**SHORT EXERCISE:**
Below are some records. Count the lines with "caption" in them and give nothing but the total.

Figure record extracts
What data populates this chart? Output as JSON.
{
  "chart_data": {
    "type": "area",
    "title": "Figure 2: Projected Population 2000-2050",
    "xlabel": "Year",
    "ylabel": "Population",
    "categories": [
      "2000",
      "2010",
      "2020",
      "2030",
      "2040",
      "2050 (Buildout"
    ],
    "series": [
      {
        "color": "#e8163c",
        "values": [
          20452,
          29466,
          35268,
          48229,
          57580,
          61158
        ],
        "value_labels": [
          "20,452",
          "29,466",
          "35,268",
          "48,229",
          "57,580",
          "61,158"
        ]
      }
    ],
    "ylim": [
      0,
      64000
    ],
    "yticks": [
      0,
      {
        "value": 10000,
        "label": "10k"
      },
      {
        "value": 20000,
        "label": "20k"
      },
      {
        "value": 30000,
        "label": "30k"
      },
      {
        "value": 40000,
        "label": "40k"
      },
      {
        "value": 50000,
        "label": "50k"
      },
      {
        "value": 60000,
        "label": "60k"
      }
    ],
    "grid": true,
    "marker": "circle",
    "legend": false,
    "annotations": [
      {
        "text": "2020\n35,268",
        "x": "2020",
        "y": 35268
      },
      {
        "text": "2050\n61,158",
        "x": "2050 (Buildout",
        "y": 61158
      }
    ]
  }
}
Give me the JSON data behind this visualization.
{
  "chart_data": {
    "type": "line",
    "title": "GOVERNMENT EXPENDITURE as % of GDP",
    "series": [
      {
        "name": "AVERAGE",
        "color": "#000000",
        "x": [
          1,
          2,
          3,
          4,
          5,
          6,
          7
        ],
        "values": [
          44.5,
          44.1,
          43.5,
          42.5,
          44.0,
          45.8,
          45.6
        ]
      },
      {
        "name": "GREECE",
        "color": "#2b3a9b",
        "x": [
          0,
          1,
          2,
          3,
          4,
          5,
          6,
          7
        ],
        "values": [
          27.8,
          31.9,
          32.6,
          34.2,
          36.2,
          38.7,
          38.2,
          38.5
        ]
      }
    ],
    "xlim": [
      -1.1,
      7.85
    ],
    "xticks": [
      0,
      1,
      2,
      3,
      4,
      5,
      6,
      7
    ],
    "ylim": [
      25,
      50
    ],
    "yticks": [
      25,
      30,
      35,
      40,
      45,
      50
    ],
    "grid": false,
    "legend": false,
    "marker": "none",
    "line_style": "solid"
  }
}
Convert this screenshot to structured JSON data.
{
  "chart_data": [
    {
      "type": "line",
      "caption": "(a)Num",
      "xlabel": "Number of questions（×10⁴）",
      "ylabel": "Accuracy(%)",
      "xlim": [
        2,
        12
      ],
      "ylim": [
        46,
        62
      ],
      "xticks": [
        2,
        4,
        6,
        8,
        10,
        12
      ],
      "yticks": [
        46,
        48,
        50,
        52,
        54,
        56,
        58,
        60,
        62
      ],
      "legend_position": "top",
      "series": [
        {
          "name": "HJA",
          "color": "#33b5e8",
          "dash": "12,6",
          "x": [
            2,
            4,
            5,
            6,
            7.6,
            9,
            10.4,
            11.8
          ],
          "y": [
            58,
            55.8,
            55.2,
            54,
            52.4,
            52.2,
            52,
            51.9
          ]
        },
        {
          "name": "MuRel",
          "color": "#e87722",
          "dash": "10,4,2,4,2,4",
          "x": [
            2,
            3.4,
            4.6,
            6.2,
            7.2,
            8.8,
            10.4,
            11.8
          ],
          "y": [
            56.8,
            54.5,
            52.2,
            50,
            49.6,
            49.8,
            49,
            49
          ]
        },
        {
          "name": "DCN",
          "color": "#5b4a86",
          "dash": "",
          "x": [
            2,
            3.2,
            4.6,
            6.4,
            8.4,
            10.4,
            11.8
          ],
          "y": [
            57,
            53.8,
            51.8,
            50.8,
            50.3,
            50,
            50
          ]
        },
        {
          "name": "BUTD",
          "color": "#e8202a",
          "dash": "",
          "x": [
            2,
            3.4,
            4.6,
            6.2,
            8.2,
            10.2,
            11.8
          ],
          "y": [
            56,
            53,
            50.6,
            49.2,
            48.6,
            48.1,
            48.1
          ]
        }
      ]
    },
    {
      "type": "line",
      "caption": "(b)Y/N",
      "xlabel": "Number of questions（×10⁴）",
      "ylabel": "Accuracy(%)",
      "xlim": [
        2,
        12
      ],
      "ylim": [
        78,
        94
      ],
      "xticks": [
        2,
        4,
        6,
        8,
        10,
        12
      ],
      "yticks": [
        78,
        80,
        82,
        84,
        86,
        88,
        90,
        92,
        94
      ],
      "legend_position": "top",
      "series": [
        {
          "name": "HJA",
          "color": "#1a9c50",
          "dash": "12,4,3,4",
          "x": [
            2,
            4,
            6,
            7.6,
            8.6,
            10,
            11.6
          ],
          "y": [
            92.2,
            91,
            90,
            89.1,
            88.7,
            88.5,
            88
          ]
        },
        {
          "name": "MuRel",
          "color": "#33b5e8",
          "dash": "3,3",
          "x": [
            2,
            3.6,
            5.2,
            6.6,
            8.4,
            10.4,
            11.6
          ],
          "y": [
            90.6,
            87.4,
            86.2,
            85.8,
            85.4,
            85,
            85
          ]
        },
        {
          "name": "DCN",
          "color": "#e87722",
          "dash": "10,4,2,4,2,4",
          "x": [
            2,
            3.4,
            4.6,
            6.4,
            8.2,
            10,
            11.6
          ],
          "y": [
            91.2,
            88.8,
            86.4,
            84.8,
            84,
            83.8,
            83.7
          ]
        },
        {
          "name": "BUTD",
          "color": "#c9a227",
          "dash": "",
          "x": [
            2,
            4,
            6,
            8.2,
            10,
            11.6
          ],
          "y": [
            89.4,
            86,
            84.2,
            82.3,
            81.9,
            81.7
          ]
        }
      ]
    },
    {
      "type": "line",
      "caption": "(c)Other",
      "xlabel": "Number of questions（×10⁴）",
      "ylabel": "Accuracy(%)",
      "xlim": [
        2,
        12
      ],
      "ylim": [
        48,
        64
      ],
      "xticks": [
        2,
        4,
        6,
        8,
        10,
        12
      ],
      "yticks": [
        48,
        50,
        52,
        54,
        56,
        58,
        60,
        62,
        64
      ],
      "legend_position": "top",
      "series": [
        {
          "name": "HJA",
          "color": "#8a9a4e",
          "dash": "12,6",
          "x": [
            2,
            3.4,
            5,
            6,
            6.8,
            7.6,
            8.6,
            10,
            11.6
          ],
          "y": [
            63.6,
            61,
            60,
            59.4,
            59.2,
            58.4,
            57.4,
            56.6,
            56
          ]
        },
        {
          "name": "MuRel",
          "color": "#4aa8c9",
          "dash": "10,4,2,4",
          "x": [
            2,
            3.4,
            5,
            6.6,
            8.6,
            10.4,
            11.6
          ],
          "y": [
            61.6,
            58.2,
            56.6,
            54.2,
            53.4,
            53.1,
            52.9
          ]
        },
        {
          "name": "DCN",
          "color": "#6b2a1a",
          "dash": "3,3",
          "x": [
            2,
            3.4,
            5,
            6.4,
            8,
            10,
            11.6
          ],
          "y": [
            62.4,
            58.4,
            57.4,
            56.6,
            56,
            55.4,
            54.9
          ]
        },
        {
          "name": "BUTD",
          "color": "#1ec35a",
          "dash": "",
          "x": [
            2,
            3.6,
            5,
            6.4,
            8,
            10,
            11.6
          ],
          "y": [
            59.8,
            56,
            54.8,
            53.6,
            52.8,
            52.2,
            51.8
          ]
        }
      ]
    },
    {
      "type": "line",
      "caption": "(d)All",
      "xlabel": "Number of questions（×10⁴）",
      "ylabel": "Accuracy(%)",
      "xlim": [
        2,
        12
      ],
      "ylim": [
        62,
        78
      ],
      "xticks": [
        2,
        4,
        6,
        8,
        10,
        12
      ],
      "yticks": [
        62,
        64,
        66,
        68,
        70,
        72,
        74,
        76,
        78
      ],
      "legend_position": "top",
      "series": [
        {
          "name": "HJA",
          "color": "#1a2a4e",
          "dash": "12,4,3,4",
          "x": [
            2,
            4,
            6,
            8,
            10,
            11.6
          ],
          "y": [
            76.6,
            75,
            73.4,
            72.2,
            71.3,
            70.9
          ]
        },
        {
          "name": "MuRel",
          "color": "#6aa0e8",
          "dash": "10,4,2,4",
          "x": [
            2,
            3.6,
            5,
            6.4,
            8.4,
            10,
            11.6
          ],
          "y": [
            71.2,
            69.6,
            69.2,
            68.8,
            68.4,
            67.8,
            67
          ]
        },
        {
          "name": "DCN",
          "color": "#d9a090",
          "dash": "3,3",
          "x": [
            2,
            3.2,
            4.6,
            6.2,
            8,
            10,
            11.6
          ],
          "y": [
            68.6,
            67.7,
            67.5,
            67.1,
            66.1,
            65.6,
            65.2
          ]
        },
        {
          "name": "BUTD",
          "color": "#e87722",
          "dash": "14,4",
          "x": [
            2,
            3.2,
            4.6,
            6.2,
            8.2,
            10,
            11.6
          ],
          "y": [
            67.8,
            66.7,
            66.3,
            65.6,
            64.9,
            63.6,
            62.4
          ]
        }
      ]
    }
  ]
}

**SOLUTION FOR THIS TASK:**
4